* Excerpted records
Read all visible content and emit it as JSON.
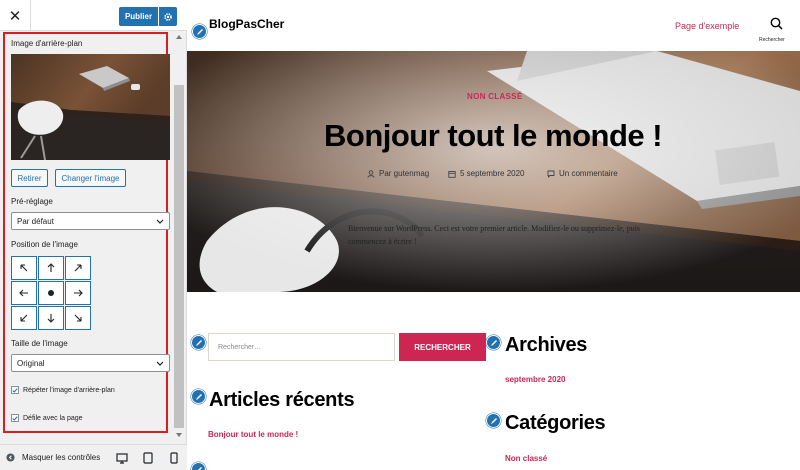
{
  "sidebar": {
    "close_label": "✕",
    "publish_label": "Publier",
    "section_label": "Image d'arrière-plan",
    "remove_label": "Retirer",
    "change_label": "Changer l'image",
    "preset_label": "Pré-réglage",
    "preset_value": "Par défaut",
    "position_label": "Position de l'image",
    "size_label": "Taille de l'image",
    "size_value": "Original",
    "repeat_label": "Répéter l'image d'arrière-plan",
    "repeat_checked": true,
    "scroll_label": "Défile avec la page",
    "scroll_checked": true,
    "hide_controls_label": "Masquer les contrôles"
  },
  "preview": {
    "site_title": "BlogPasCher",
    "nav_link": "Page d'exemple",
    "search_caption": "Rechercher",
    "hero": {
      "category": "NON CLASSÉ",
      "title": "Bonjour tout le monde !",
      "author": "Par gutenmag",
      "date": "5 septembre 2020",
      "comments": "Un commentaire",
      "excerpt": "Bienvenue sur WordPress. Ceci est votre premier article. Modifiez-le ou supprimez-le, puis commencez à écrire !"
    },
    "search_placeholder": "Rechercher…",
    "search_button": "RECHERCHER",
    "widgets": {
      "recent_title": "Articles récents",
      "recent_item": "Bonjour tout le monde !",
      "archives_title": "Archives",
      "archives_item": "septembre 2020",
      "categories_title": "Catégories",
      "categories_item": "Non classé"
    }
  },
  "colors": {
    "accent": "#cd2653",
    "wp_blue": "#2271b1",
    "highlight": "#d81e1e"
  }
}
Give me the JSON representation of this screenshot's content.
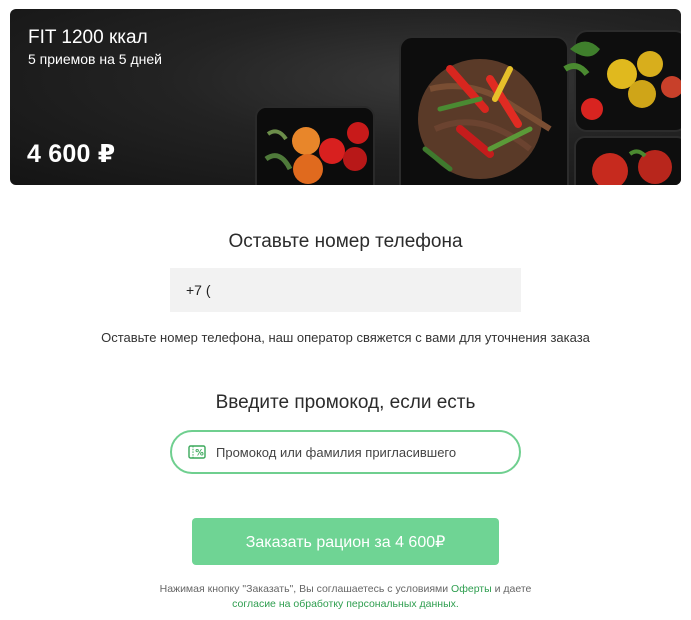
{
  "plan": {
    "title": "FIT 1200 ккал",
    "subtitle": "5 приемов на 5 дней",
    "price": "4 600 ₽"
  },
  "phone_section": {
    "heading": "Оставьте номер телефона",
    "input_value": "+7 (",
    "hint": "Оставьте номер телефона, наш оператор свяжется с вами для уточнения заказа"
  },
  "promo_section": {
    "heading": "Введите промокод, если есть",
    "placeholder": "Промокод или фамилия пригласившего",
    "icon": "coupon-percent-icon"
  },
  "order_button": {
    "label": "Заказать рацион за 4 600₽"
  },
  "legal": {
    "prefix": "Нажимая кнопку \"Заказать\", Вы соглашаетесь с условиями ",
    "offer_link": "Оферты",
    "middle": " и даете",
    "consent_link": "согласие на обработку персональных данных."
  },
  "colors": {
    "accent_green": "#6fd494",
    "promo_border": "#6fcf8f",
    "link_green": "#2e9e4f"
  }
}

* Your goal
Drop the images and quote the entries word for word.

* The solution
Read all visible content and emit it as JSON.
{
  "sidebar": {
    "close_label": "✕",
    "publish_label": "Publier",
    "section_label": "Image d'arrière-plan",
    "remove_label": "Retirer",
    "change_label": "Changer l'image",
    "preset_label": "Pré-réglage",
    "preset_value": "Par défaut",
    "position_label": "Position de l'image",
    "size_label": "Taille de l'image",
    "size_value": "Original",
    "repeat_label": "Répéter l'image d'arrière-plan",
    "repeat_checked": true,
    "scroll_label": "Défile avec la page",
    "scroll_checked": true,
    "hide_controls_label": "Masquer les contrôles"
  },
  "preview": {
    "site_title": "BlogPasCher",
    "nav_link": "Page d'exemple",
    "search_caption": "Rechercher",
    "hero": {
      "category": "NON CLASSÉ",
      "title": "Bonjour tout le monde !",
      "author": "Par gutenmag",
      "date": "5 septembre 2020",
      "comments": "Un commentaire",
      "excerpt": "Bienvenue sur WordPress. Ceci est votre premier article. Modifiez-le ou supprimez-le, puis commencez à écrire !"
    },
    "search_placeholder": "Rechercher…",
    "search_button": "RECHERCHER",
    "widgets": {
      "recent_title": "Articles récents",
      "recent_item": "Bonjour tout le monde !",
      "archives_title": "Archives",
      "archives_item": "septembre 2020",
      "categories_title": "Catégories",
      "categories_item": "Non classé"
    }
  },
  "colors": {
    "accent": "#cd2653",
    "wp_blue": "#2271b1",
    "highlight": "#d81e1e"
  }
}
Give me the JSON representation of this screenshot's content.
{
  "plan": {
    "title": "FIT 1200 ккал",
    "subtitle": "5 приемов на 5 дней",
    "price": "4 600 ₽"
  },
  "phone_section": {
    "heading": "Оставьте номер телефона",
    "input_value": "+7 (",
    "hint": "Оставьте номер телефона, наш оператор свяжется с вами для уточнения заказа"
  },
  "promo_section": {
    "heading": "Введите промокод, если есть",
    "placeholder": "Промокод или фамилия пригласившего",
    "icon": "coupon-percent-icon"
  },
  "order_button": {
    "label": "Заказать рацион за 4 600₽"
  },
  "legal": {
    "prefix": "Нажимая кнопку \"Заказать\", Вы соглашаетесь с условиями ",
    "offer_link": "Оферты",
    "middle": " и даете",
    "consent_link": "согласие на обработку персональных данных."
  },
  "colors": {
    "accent_green": "#6fd494",
    "promo_border": "#6fcf8f",
    "link_green": "#2e9e4f"
  }
}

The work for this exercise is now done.